§ **TASK OBJECTIVE**
Could you write out every record below exactly, leaving out any pictures?

§ **EXTRACTED RECORDS**
[Begin]

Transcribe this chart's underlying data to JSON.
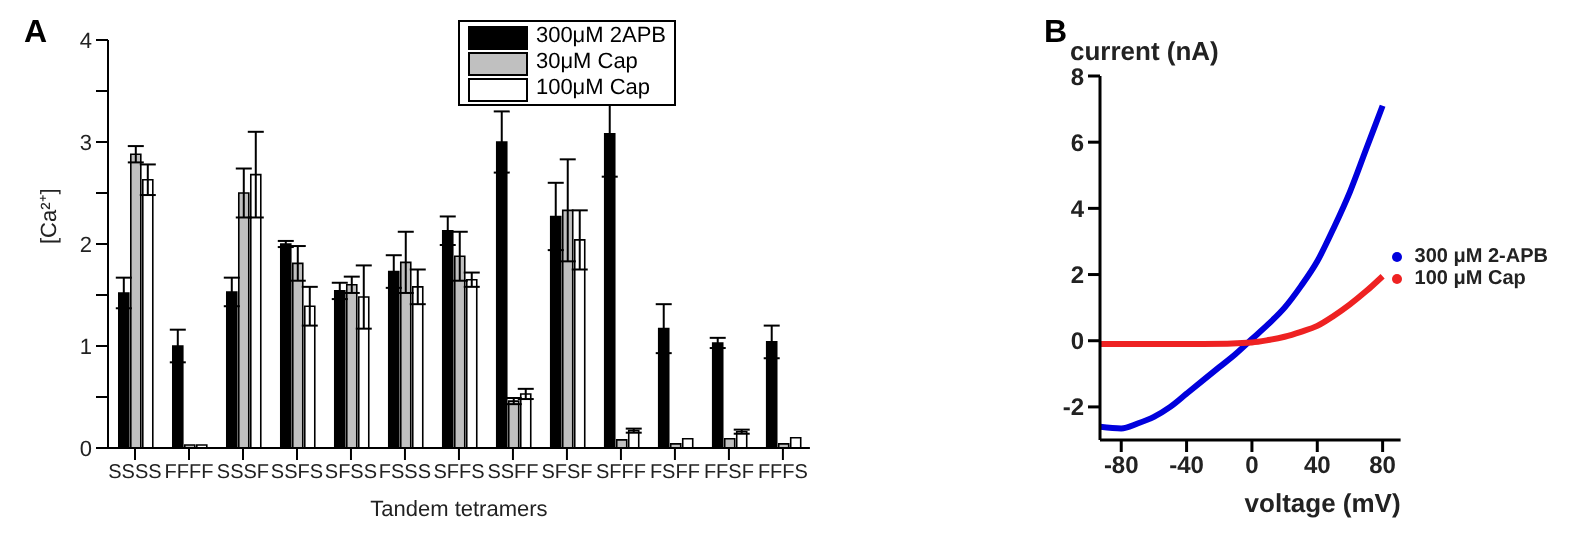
{
  "chart_data": [
    {
      "type": "bar",
      "title": "A",
      "xlabel": "Tandem tetramers",
      "ylabel": "[Ca²⁺]",
      "categories": [
        "SSSS",
        "FFFF",
        "SSSF",
        "SSFS",
        "SFSS",
        "FSSS",
        "SFFS",
        "SSFF",
        "SFSF",
        "SFFF",
        "FSFF",
        "FFSF",
        "FFFS"
      ],
      "series": [
        {
          "name": "300μM 2APB",
          "color": "#000000",
          "values": [
            1.52,
            1.0,
            1.53,
            2.0,
            1.54,
            1.73,
            2.13,
            3.0,
            2.27,
            3.08,
            1.17,
            1.03,
            1.04
          ],
          "errors": [
            0.15,
            0.16,
            0.14,
            0.03,
            0.08,
            0.16,
            0.14,
            0.3,
            0.33,
            0.42,
            0.24,
            0.05,
            0.16
          ]
        },
        {
          "name": "30μM Cap",
          "color": "#c0c0c0",
          "values": [
            2.88,
            0.03,
            2.5,
            1.81,
            1.6,
            1.82,
            1.88,
            0.46,
            2.33,
            0.08,
            0.04,
            0.09,
            0.04
          ],
          "errors": [
            0.08,
            null,
            0.24,
            0.17,
            0.08,
            0.3,
            0.24,
            0.03,
            0.5,
            null,
            null,
            null,
            null
          ]
        },
        {
          "name": "100μM Cap",
          "color": "#ffffff",
          "values": [
            2.63,
            0.03,
            2.68,
            1.39,
            1.48,
            1.58,
            1.65,
            0.53,
            2.04,
            0.17,
            0.09,
            0.16,
            0.1
          ],
          "errors": [
            0.15,
            null,
            0.42,
            0.19,
            0.31,
            0.17,
            0.07,
            0.05,
            0.29,
            0.02,
            null,
            0.02,
            null
          ]
        }
      ],
      "ylim": [
        0,
        4
      ],
      "yticks": [
        0,
        {
          "value": 0.5,
          "label": null
        },
        1,
        {
          "value": 1.5,
          "label": null
        },
        2,
        {
          "value": 2.5,
          "label": null
        },
        3,
        {
          "value": 3.5,
          "label": null
        },
        4
      ],
      "grid": false,
      "legend": "top right"
    },
    {
      "type": "line",
      "title": "B",
      "xlabel": "voltage (mV)",
      "ylabel": "current (nA)",
      "marker": "none",
      "series": [
        {
          "name": "300 μM 2-APB",
          "color": "#0000dd",
          "x": [
            -93,
            -80,
            -70,
            -60,
            -50,
            -40,
            -30,
            -20,
            -10,
            0,
            10,
            20,
            30,
            40,
            50,
            60,
            70,
            80
          ],
          "values": [
            -2.6,
            -2.65,
            -2.5,
            -2.3,
            -2.0,
            -1.6,
            -1.2,
            -0.8,
            -0.4,
            0.05,
            0.5,
            1.0,
            1.65,
            2.4,
            3.4,
            4.5,
            5.8,
            7.1
          ]
        },
        {
          "name": "100 μM Cap",
          "color": "#ee2222",
          "x": [
            -93,
            -60,
            -30,
            0,
            10,
            20,
            30,
            40,
            50,
            60,
            70,
            80
          ],
          "values": [
            -0.1,
            -0.1,
            -0.1,
            -0.05,
            0.02,
            0.12,
            0.27,
            0.45,
            0.75,
            1.1,
            1.5,
            1.95
          ]
        }
      ],
      "xlim": [
        -93,
        91
      ],
      "xticks": [
        -80,
        -40,
        0,
        40,
        80
      ],
      "ylim": [
        -3,
        8
      ],
      "yticks": [
        -2,
        0,
        2,
        4,
        6,
        8
      ],
      "grid": false,
      "legend": "right"
    }
  ]
}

[End]

§ **CORRECT RESPONSE**
Transcribe this chart's underlying data to JSON.
{
  "chart_data": [
    {
      "type": "bar",
      "title": "A",
      "xlabel": "Tandem tetramers",
      "ylabel": "[Ca²⁺]",
      "categories": [
        "SSSS",
        "FFFF",
        "SSSF",
        "SSFS",
        "SFSS",
        "FSSS",
        "SFFS",
        "SSFF",
        "SFSF",
        "SFFF",
        "FSFF",
        "FFSF",
        "FFFS"
      ],
      "series": [
        {
          "name": "300μM 2APB",
          "color": "#000000",
          "values": [
            1.52,
            1.0,
            1.53,
            2.0,
            1.54,
            1.73,
            2.13,
            3.0,
            2.27,
            3.08,
            1.17,
            1.03,
            1.04
          ],
          "errors": [
            0.15,
            0.16,
            0.14,
            0.03,
            0.08,
            0.16,
            0.14,
            0.3,
            0.33,
            0.42,
            0.24,
            0.05,
            0.16
          ]
        },
        {
          "name": "30μM Cap",
          "color": "#c0c0c0",
          "values": [
            2.88,
            0.03,
            2.5,
            1.81,
            1.6,
            1.82,
            1.88,
            0.46,
            2.33,
            0.08,
            0.04,
            0.09,
            0.04
          ],
          "errors": [
            0.08,
            null,
            0.24,
            0.17,
            0.08,
            0.3,
            0.24,
            0.03,
            0.5,
            null,
            null,
            null,
            null
          ]
        },
        {
          "name": "100μM Cap",
          "color": "#ffffff",
          "values": [
            2.63,
            0.03,
            2.68,
            1.39,
            1.48,
            1.58,
            1.65,
            0.53,
            2.04,
            0.17,
            0.09,
            0.16,
            0.1
          ],
          "errors": [
            0.15,
            null,
            0.42,
            0.19,
            0.31,
            0.17,
            0.07,
            0.05,
            0.29,
            0.02,
            null,
            0.02,
            null
          ]
        }
      ],
      "ylim": [
        0,
        4
      ],
      "yticks": [
        0,
        {
          "value": 0.5,
          "label": null
        },
        1,
        {
          "value": 1.5,
          "label": null
        },
        2,
        {
          "value": 2.5,
          "label": null
        },
        3,
        {
          "value": 3.5,
          "label": null
        },
        4
      ],
      "grid": false,
      "legend": "top right"
    },
    {
      "type": "line",
      "title": "B",
      "xlabel": "voltage (mV)",
      "ylabel": "current (nA)",
      "marker": "none",
      "series": [
        {
          "name": "300 μM 2-APB",
          "color": "#0000dd",
          "x": [
            -93,
            -80,
            -70,
            -60,
            -50,
            -40,
            -30,
            -20,
            -10,
            0,
            10,
            20,
            30,
            40,
            50,
            60,
            70,
            80
          ],
          "values": [
            -2.6,
            -2.65,
            -2.5,
            -2.3,
            -2.0,
            -1.6,
            -1.2,
            -0.8,
            -0.4,
            0.05,
            0.5,
            1.0,
            1.65,
            2.4,
            3.4,
            4.5,
            5.8,
            7.1
          ]
        },
        {
          "name": "100 μM Cap",
          "color": "#ee2222",
          "x": [
            -93,
            -60,
            -30,
            0,
            10,
            20,
            30,
            40,
            50,
            60,
            70,
            80
          ],
          "values": [
            -0.1,
            -0.1,
            -0.1,
            -0.05,
            0.02,
            0.12,
            0.27,
            0.45,
            0.75,
            1.1,
            1.5,
            1.95
          ]
        }
      ],
      "xlim": [
        -93,
        91
      ],
      "xticks": [
        -80,
        -40,
        0,
        40,
        80
      ],
      "ylim": [
        -3,
        8
      ],
      "yticks": [
        -2,
        0,
        2,
        4,
        6,
        8
      ],
      "grid": false,
      "legend": "right"
    }
  ]
}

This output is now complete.